Entries with figure data:
=-=-=-=-=
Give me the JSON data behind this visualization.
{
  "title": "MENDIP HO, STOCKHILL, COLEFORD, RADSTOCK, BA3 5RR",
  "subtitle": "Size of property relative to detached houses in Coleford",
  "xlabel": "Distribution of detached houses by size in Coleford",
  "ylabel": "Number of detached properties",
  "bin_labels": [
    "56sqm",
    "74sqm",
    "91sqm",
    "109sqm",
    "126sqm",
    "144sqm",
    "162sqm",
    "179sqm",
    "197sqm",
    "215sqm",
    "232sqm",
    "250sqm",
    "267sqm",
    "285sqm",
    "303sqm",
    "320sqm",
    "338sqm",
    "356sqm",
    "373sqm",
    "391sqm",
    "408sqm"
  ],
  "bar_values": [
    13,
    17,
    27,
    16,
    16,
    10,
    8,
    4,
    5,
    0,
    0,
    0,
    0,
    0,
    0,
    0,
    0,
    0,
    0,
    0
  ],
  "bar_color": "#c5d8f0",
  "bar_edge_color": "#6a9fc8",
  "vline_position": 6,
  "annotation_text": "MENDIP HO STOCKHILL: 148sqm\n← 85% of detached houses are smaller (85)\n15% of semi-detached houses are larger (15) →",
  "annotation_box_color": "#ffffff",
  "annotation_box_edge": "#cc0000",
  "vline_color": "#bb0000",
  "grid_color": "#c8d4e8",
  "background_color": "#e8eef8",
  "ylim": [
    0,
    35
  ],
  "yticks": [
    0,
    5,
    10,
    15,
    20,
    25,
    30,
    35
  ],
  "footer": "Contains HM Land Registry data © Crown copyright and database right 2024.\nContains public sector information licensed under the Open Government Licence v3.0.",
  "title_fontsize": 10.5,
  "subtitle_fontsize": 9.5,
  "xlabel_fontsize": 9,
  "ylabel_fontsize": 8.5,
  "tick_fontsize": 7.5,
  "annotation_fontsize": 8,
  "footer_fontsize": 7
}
=-=-=-=-=
#### Instructions to follow:
Copy every record above exactly as it appears.

#### Solution for this exercise:
Give me the JSON data behind this visualization.
{
  "title": "MENDIP HO, STOCKHILL, COLEFORD, RADSTOCK, BA3 5RR",
  "subtitle": "Size of property relative to detached houses in Coleford",
  "xlabel": "Distribution of detached houses by size in Coleford",
  "ylabel": "Number of detached properties",
  "bin_labels": [
    "56sqm",
    "74sqm",
    "91sqm",
    "109sqm",
    "126sqm",
    "144sqm",
    "162sqm",
    "179sqm",
    "197sqm",
    "215sqm",
    "232sqm",
    "250sqm",
    "267sqm",
    "285sqm",
    "303sqm",
    "320sqm",
    "338sqm",
    "356sqm",
    "373sqm",
    "391sqm",
    "408sqm"
  ],
  "bar_values": [
    13,
    17,
    27,
    16,
    16,
    10,
    8,
    4,
    5,
    0,
    0,
    0,
    0,
    0,
    0,
    0,
    0,
    0,
    0,
    0
  ],
  "bar_color": "#c5d8f0",
  "bar_edge_color": "#6a9fc8",
  "vline_position": 6,
  "annotation_text": "MENDIP HO STOCKHILL: 148sqm\n← 85% of detached houses are smaller (85)\n15% of semi-detached houses are larger (15) →",
  "annotation_box_color": "#ffffff",
  "annotation_box_edge": "#cc0000",
  "vline_color": "#bb0000",
  "grid_color": "#c8d4e8",
  "background_color": "#e8eef8",
  "ylim": [
    0,
    35
  ],
  "yticks": [
    0,
    5,
    10,
    15,
    20,
    25,
    30,
    35
  ],
  "footer": "Contains HM Land Registry data © Crown copyright and database right 2024.\nContains public sector information licensed under the Open Government Licence v3.0.",
  "title_fontsize": 10.5,
  "subtitle_fontsize": 9.5,
  "xlabel_fontsize": 9,
  "ylabel_fontsize": 8.5,
  "tick_fontsize": 7.5,
  "annotation_fontsize": 8,
  "footer_fontsize": 7
}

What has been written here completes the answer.